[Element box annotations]
--*--

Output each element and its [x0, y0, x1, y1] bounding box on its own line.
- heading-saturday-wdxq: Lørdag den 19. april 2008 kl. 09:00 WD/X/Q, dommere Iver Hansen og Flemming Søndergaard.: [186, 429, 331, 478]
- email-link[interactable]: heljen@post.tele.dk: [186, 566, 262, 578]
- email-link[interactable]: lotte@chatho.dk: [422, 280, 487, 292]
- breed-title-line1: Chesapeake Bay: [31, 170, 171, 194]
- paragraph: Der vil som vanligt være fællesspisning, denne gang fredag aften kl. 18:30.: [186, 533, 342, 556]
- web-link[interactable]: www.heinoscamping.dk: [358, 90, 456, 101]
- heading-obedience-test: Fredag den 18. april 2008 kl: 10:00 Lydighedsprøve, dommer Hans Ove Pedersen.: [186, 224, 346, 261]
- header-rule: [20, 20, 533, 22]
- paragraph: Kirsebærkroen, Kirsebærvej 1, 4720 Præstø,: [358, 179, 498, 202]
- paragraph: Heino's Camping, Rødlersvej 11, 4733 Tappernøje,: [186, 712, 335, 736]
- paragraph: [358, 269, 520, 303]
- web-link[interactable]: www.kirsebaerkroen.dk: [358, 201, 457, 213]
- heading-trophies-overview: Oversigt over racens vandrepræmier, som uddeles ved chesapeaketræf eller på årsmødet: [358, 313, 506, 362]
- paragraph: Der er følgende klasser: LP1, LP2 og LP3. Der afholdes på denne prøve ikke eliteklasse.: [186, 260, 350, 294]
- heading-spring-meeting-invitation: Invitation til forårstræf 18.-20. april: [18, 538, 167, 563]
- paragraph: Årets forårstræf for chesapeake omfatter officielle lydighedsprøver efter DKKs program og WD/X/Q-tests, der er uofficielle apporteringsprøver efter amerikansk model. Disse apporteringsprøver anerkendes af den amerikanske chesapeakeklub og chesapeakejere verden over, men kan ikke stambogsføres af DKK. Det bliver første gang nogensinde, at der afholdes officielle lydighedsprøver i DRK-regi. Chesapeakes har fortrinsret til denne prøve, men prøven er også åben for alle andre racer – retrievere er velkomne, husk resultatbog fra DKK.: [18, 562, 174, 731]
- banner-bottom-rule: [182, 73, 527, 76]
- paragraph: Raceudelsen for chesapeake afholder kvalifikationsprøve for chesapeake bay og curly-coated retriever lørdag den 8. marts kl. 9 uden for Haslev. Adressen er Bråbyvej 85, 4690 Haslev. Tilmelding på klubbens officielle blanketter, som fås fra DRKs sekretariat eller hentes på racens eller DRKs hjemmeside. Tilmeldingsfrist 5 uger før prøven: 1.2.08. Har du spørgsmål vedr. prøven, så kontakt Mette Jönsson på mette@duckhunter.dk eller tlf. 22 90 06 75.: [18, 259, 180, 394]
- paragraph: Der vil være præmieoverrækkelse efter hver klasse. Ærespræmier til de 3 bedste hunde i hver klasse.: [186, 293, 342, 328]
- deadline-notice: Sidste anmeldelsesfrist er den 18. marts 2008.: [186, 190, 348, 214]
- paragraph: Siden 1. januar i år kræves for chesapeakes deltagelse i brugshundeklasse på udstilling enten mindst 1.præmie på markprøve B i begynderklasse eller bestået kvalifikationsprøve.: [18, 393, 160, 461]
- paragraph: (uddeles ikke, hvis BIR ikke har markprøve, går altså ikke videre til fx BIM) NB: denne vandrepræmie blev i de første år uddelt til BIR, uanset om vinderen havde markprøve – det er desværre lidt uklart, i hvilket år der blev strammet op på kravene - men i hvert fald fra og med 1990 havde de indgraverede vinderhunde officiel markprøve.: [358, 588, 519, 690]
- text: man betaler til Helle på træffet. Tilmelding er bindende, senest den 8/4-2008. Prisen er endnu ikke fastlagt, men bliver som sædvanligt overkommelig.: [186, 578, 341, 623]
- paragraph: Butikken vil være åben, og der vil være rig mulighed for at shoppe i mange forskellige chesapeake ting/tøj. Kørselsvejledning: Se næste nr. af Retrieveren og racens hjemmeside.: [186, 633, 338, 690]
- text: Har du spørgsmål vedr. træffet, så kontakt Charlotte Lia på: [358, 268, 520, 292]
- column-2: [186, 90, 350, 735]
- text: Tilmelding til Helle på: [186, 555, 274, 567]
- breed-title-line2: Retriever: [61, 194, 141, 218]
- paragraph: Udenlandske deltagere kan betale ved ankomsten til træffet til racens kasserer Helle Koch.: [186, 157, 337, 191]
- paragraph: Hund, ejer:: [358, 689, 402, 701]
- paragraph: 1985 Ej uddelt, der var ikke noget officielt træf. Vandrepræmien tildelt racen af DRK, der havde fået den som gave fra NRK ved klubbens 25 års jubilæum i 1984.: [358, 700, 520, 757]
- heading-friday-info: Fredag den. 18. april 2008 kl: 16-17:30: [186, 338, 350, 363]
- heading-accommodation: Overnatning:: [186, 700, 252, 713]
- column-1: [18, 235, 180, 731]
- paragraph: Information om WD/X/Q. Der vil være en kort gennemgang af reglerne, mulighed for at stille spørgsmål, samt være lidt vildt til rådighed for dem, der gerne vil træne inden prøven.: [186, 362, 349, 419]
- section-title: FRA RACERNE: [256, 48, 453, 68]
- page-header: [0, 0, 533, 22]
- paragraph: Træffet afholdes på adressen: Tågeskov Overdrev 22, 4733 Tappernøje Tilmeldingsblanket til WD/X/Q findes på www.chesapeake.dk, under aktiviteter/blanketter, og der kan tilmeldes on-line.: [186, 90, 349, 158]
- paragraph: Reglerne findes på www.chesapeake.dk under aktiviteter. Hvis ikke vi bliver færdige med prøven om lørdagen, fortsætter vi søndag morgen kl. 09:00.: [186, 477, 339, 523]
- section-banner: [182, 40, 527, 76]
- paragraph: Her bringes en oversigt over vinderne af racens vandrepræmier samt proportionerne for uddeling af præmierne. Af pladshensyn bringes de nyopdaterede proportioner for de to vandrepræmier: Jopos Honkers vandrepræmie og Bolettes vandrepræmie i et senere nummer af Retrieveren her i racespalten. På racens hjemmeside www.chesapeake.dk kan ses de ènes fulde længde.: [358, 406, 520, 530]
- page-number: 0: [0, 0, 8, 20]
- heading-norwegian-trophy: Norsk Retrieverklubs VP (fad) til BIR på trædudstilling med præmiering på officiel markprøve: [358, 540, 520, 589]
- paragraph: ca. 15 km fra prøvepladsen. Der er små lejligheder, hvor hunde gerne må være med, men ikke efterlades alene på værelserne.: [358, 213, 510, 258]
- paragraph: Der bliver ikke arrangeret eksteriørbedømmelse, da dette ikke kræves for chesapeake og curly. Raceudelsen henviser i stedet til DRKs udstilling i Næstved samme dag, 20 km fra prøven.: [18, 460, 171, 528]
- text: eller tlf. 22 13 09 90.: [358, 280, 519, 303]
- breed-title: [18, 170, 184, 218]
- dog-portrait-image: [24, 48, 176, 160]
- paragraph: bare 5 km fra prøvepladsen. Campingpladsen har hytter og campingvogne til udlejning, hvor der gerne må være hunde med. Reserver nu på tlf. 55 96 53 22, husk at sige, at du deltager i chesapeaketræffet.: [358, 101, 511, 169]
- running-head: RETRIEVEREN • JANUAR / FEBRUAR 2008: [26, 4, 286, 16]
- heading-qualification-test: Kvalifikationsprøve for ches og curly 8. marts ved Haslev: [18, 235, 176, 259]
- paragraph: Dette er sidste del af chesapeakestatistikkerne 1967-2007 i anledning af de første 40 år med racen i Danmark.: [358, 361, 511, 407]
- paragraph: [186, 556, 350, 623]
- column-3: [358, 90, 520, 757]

--*--

Work required:
Rewrite all of the records above with every occurrence of "paragraph" swapped for "body-text", leaving everything else unchanged.

In response:
Output each element and its [x0, y0, x1, y1] bounding box on its own line.
- heading-saturday-wdxq: Lørdag den 19. april 2008 kl. 09:00 WD/X/Q, dommere Iver Hansen og Flemming Søndergaard.: [186, 429, 331, 478]
- email-link[interactable]: heljen@post.tele.dk: [186, 566, 262, 578]
- email-link[interactable]: lotte@chatho.dk: [422, 280, 487, 292]
- breed-title-line1: Chesapeake Bay: [31, 170, 171, 194]
- body-text: Der vil som vanligt være fællesspisning, denne gang fredag aften kl. 18:30.: [186, 533, 342, 556]
- web-link[interactable]: www.heinoscamping.dk: [358, 90, 456, 101]
- heading-obedience-test: Fredag den 18. april 2008 kl: 10:00 Lydighedsprøve, dommer Hans Ove Pedersen.: [186, 224, 346, 261]
- header-rule: [20, 20, 533, 22]
- body-text: Kirsebærkroen, Kirsebærvej 1, 4720 Præstø,: [358, 179, 498, 202]
- body-text: Heino's Camping, Rødlersvej 11, 4733 Tappernøje,: [186, 712, 335, 736]
- body-text: [358, 269, 520, 303]
- web-link[interactable]: www.kirsebaerkroen.dk: [358, 201, 457, 213]
- heading-trophies-overview: Oversigt over racens vandrepræmier, som uddeles ved chesapeaketræf eller på årsmødet: [358, 313, 506, 362]
- body-text: Der er følgende klasser: LP1, LP2 og LP3. Der afholdes på denne prøve ikke eliteklasse.: [186, 260, 350, 294]
- heading-spring-meeting-invitation: Invitation til forårstræf 18.-20. april: [18, 538, 167, 563]
- body-text: Årets forårstræf for chesapeake omfatter officielle lydighedsprøver efter DKKs program og WD/X/Q-tests, der er uofficielle apporteringsprøver efter amerikansk model. Disse apporteringsprøver anerkendes af den amerikanske chesapeakeklub og chesapeakejere verden over, men kan ikke stambogsføres af DKK. Det bliver første gang nogensinde, at der afholdes officielle lydighedsprøver i DRK-regi. Chesapeakes har fortrinsret til denne prøve, men prøven er også åben for alle andre racer – retrievere er velkomne, husk resultatbog fra DKK.: [18, 562, 174, 731]
- banner-bottom-rule: [182, 73, 527, 76]
- body-text: Raceudelsen for chesapeake afholder kvalifikationsprøve for chesapeake bay og curly-coated retriever lørdag den 8. marts kl. 9 uden for Haslev. Adressen er Bråbyvej 85, 4690 Haslev. Tilmelding på klubbens officielle blanketter, som fås fra DRKs sekretariat eller hentes på racens eller DRKs hjemmeside. Tilmeldingsfrist 5 uger før prøven: 1.2.08. Har du spørgsmål vedr. prøven, så kontakt Mette Jönsson på mette@duckhunter.dk eller tlf. 22 90 06 75.: [18, 259, 180, 394]
- body-text: Der vil være præmieoverrækkelse efter hver klasse. Ærespræmier til de 3 bedste hunde i hver klasse.: [186, 293, 342, 328]
- deadline-notice: Sidste anmeldelsesfrist er den 18. marts 2008.: [186, 190, 348, 214]
- body-text: Siden 1. januar i år kræves for chesapeakes deltagelse i brugshundeklasse på udstilling enten mindst 1.præmie på markprøve B i begynderklasse eller bestået kvalifikationsprøve.: [18, 393, 160, 461]
- body-text: (uddeles ikke, hvis BIR ikke har markprøve, går altså ikke videre til fx BIM) NB: denne vandrepræmie blev i de første år uddelt til BIR, uanset om vinderen havde markprøve – det er desværre lidt uklart, i hvilket år der blev strammet op på kravene - men i hvert fald fra og med 1990 havde de indgraverede vinderhunde officiel markprøve.: [358, 588, 519, 690]
- text: man betaler til Helle på træffet. Tilmelding er bindende, senest den 8/4-2008. Prisen er endnu ikke fastlagt, men bliver som sædvanligt overkommelig.: [186, 578, 341, 623]
- body-text: Butikken vil være åben, og der vil være rig mulighed for at shoppe i mange forskellige chesapeake ting/tøj. Kørselsvejledning: Se næste nr. af Retrieveren og racens hjemmeside.: [186, 633, 338, 690]
- text: Har du spørgsmål vedr. træffet, så kontakt Charlotte Lia på: [358, 268, 520, 292]
- column-2: [186, 90, 350, 735]
- text: Tilmelding til Helle på: [186, 555, 274, 567]
- breed-title-line2: Retriever: [61, 194, 141, 218]
- body-text: Udenlandske deltagere kan betale ved ankomsten til træffet til racens kasserer Helle Koch.: [186, 157, 337, 191]
- body-text: Hund, ejer:: [358, 689, 402, 701]
- body-text: 1985 Ej uddelt, der var ikke noget officielt træf. Vandrepræmien tildelt racen af DRK, der havde fået den som gave fra NRK ved klubbens 25 års jubilæum i 1984.: [358, 700, 520, 757]
- heading-friday-info: Fredag den. 18. april 2008 kl: 16-17:30: [186, 338, 350, 363]
- heading-accommodation: Overnatning:: [186, 700, 252, 713]
- column-1: [18, 235, 180, 731]
- body-text: Information om WD/X/Q. Der vil være en kort gennemgang af reglerne, mulighed for at stille spørgsmål, samt være lidt vildt til rådighed for dem, der gerne vil træne inden prøven.: [186, 362, 349, 419]
- section-title: FRA RACERNE: [256, 48, 453, 68]
- page-header: [0, 0, 533, 22]
- body-text: Træffet afholdes på adressen: Tågeskov Overdrev 22, 4733 Tappernøje Tilmeldingsblanket til WD/X/Q findes på www.chesapeake.dk, under aktiviteter/blanketter, og der kan tilmeldes on-line.: [186, 90, 349, 158]
- body-text: Reglerne findes på www.chesapeake.dk under aktiviteter. Hvis ikke vi bliver færdige med prøven om lørdagen, fortsætter vi søndag morgen kl. 09:00.: [186, 477, 339, 523]
- section-banner: [182, 40, 527, 76]
- body-text: Her bringes en oversigt over vinderne af racens vandrepræmier samt proportionerne for uddeling af præmierne. Af pladshensyn bringes de nyopdaterede proportioner for de to vandrepræmier: Jopos Honkers vandrepræmie og Bolettes vandrepræmie i et senere nummer af Retrieveren her i racespalten. På racens hjemmeside www.chesapeake.dk kan ses de ènes fulde længde.: [358, 406, 520, 530]
- page-number: 0: [0, 0, 8, 20]
- heading-norwegian-trophy: Norsk Retrieverklubs VP (fad) til BIR på trædudstilling med præmiering på officiel markprøve: [358, 540, 520, 589]
- body-text: ca. 15 km fra prøvepladsen. Der er små lejligheder, hvor hunde gerne må være med, men ikke efterlades alene på værelserne.: [358, 213, 510, 258]
- body-text: Der bliver ikke arrangeret eksteriørbedømmelse, da dette ikke kræves for chesapeake og curly. Raceudelsen henviser i stedet til DRKs udstilling i Næstved samme dag, 20 km fra prøven.: [18, 460, 171, 528]
- text: eller tlf. 22 13 09 90.: [358, 280, 519, 303]
- breed-title: [18, 170, 184, 218]
- dog-portrait-image: [24, 48, 176, 160]
- body-text: bare 5 km fra prøvepladsen. Campingpladsen har hytter og campingvogne til udlejning, hvor der gerne må være hunde med. Reserver nu på tlf. 55 96 53 22, husk at sige, at du deltager i chesapeaketræffet.: [358, 101, 511, 169]
- running-head: RETRIEVEREN • JANUAR / FEBRUAR 2008: [26, 4, 286, 16]
- heading-qualification-test: Kvalifikationsprøve for ches og curly 8. marts ved Haslev: [18, 235, 176, 259]
- body-text: Dette er sidste del af chesapeakestatistikkerne 1967-2007 i anledning af de første 40 år med racen i Danmark.: [358, 361, 511, 407]
- body-text: [186, 556, 350, 623]
- column-3: [358, 90, 520, 757]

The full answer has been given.